Set problem = Output all of the entries below precisely as written.
* start Data *
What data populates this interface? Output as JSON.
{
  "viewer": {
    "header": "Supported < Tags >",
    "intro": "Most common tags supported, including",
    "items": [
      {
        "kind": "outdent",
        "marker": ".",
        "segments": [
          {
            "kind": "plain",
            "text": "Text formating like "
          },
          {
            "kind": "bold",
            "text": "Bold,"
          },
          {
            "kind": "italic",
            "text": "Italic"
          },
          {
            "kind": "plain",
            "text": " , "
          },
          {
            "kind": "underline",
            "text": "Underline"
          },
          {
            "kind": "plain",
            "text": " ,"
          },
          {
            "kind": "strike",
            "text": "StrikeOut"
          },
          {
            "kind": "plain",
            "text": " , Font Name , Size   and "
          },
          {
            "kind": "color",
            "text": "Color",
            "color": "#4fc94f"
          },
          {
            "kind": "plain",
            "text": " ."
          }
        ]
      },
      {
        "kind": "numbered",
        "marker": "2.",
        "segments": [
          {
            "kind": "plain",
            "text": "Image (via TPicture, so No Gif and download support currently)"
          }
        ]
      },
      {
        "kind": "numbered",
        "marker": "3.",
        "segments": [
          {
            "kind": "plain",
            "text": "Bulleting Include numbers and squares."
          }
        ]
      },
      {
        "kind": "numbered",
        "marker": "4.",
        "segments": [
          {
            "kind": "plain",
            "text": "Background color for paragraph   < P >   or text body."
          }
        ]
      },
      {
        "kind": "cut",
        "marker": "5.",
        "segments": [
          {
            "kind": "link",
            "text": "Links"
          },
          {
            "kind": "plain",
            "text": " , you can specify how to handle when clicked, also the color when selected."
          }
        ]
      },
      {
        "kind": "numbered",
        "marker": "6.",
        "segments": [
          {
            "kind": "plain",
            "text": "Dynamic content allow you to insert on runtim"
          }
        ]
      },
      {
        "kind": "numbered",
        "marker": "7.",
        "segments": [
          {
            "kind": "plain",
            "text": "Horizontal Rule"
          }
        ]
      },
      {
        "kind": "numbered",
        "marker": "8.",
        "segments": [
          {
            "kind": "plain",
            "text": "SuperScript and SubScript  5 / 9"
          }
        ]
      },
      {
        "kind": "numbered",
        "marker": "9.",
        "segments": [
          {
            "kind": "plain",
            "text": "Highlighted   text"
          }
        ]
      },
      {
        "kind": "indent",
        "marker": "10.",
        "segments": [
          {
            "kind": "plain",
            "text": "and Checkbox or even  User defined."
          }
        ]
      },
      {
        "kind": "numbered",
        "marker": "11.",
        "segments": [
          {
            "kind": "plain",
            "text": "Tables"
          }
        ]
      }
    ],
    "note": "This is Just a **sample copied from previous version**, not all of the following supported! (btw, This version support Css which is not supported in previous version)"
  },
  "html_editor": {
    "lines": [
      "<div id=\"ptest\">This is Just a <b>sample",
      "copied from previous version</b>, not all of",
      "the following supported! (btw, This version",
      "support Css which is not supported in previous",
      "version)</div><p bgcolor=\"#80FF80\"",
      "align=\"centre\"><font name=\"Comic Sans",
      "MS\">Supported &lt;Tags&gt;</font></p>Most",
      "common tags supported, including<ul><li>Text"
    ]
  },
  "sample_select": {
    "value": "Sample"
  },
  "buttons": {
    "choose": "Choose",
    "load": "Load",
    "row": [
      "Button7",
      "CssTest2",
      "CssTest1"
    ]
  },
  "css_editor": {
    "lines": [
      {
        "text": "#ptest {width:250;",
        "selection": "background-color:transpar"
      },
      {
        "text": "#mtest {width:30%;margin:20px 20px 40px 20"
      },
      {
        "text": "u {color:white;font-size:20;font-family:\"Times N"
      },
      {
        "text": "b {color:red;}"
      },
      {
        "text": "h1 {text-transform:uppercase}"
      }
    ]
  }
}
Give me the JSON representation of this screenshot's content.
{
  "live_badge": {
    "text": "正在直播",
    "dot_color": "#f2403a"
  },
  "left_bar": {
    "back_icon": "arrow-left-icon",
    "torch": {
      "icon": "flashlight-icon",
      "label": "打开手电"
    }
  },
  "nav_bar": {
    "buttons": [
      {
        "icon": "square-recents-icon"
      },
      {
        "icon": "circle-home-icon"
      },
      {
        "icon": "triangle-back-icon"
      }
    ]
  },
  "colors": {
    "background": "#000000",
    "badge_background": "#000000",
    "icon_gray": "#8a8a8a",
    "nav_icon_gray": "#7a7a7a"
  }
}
* end Data *
Right answer =
What data populates this interface? Output as JSON.
{
  "viewer": {
    "header": "Supported < Tags >",
    "intro": "Most common tags supported, including",
    "items": [
      {
        "kind": "outdent",
        "marker": ".",
        "segments": [
          {
            "kind": "plain",
            "text": "Text formating like "
          },
          {
            "kind": "bold",
            "text": "Bold,"
          },
          {
            "kind": "italic",
            "text": "Italic"
          },
          {
            "kind": "plain",
            "text": " , "
          },
          {
            "kind": "underline",
            "text": "Underline"
          },
          {
            "kind": "plain",
            "text": " ,"
          },
          {
            "kind": "strike",
            "text": "StrikeOut"
          },
          {
            "kind": "plain",
            "text": " , Font Name , Size   and "
          },
          {
            "kind": "color",
            "text": "Color",
            "color": "#4fc94f"
          },
          {
            "kind": "plain",
            "text": " ."
          }
        ]
      },
      {
        "kind": "numbered",
        "marker": "2.",
        "segments": [
          {
            "kind": "plain",
            "text": "Image (via TPicture, so No Gif and download support currently)"
          }
        ]
      },
      {
        "kind": "numbered",
        "marker": "3.",
        "segments": [
          {
            "kind": "plain",
            "text": "Bulleting Include numbers and squares."
          }
        ]
      },
      {
        "kind": "numbered",
        "marker": "4.",
        "segments": [
          {
            "kind": "plain",
            "text": "Background color for paragraph   < P >   or text body."
          }
        ]
      },
      {
        "kind": "cut",
        "marker": "5.",
        "segments": [
          {
            "kind": "link",
            "text": "Links"
          },
          {
            "kind": "plain",
            "text": " , you can specify how to handle when clicked, also the color when selected."
          }
        ]
      },
      {
        "kind": "numbered",
        "marker": "6.",
        "segments": [
          {
            "kind": "plain",
            "text": "Dynamic content allow you to insert on runtim"
          }
        ]
      },
      {
        "kind": "numbered",
        "marker": "7.",
        "segments": [
          {
            "kind": "plain",
            "text": "Horizontal Rule"
          }
        ]
      },
      {
        "kind": "numbered",
        "marker": "8.",
        "segments": [
          {
            "kind": "plain",
            "text": "SuperScript and SubScript  5 / 9"
          }
        ]
      },
      {
        "kind": "numbered",
        "marker": "9.",
        "segments": [
          {
            "kind": "plain",
            "text": "Highlighted   text"
          }
        ]
      },
      {
        "kind": "indent",
        "marker": "10.",
        "segments": [
          {
            "kind": "plain",
            "text": "and Checkbox or even  User defined."
          }
        ]
      },
      {
        "kind": "numbered",
        "marker": "11.",
        "segments": [
          {
            "kind": "plain",
            "text": "Tables"
          }
        ]
      }
    ],
    "note": "This is Just a **sample copied from previous version**, not all of the following supported! (btw, This version support Css which is not supported in previous version)"
  },
  "html_editor": {
    "lines": [
      "<div id=\"ptest\">This is Just a <b>sample",
      "copied from previous version</b>, not all of",
      "the following supported! (btw, This version",
      "support Css which is not supported in previous",
      "version)</div><p bgcolor=\"#80FF80\"",
      "align=\"centre\"><font name=\"Comic Sans",
      "MS\">Supported &lt;Tags&gt;</font></p>Most",
      "common tags supported, including<ul><li>Text"
    ]
  },
  "sample_select": {
    "value": "Sample"
  },
  "buttons": {
    "choose": "Choose",
    "load": "Load",
    "row": [
      "Button7",
      "CssTest2",
      "CssTest1"
    ]
  },
  "css_editor": {
    "lines": [
      {
        "text": "#ptest {width:250;",
        "selection": "background-color:transpar"
      },
      {
        "text": "#mtest {width:30%;margin:20px 20px 40px 20"
      },
      {
        "text": "u {color:white;font-size:20;font-family:\"Times N"
      },
      {
        "text": "b {color:red;}"
      },
      {
        "text": "h1 {text-transform:uppercase}"
      }
    ]
  }
}
Give me the JSON representation of this screenshot's content.
{
  "live_badge": {
    "text": "正在直播",
    "dot_color": "#f2403a"
  },
  "left_bar": {
    "back_icon": "arrow-left-icon",
    "torch": {
      "icon": "flashlight-icon",
      "label": "打开手电"
    }
  },
  "nav_bar": {
    "buttons": [
      {
        "icon": "square-recents-icon"
      },
      {
        "icon": "circle-home-icon"
      },
      {
        "icon": "triangle-back-icon"
      }
    ]
  },
  "colors": {
    "background": "#000000",
    "badge_background": "#000000",
    "icon_gray": "#8a8a8a",
    "nav_icon_gray": "#7a7a7a"
  }
}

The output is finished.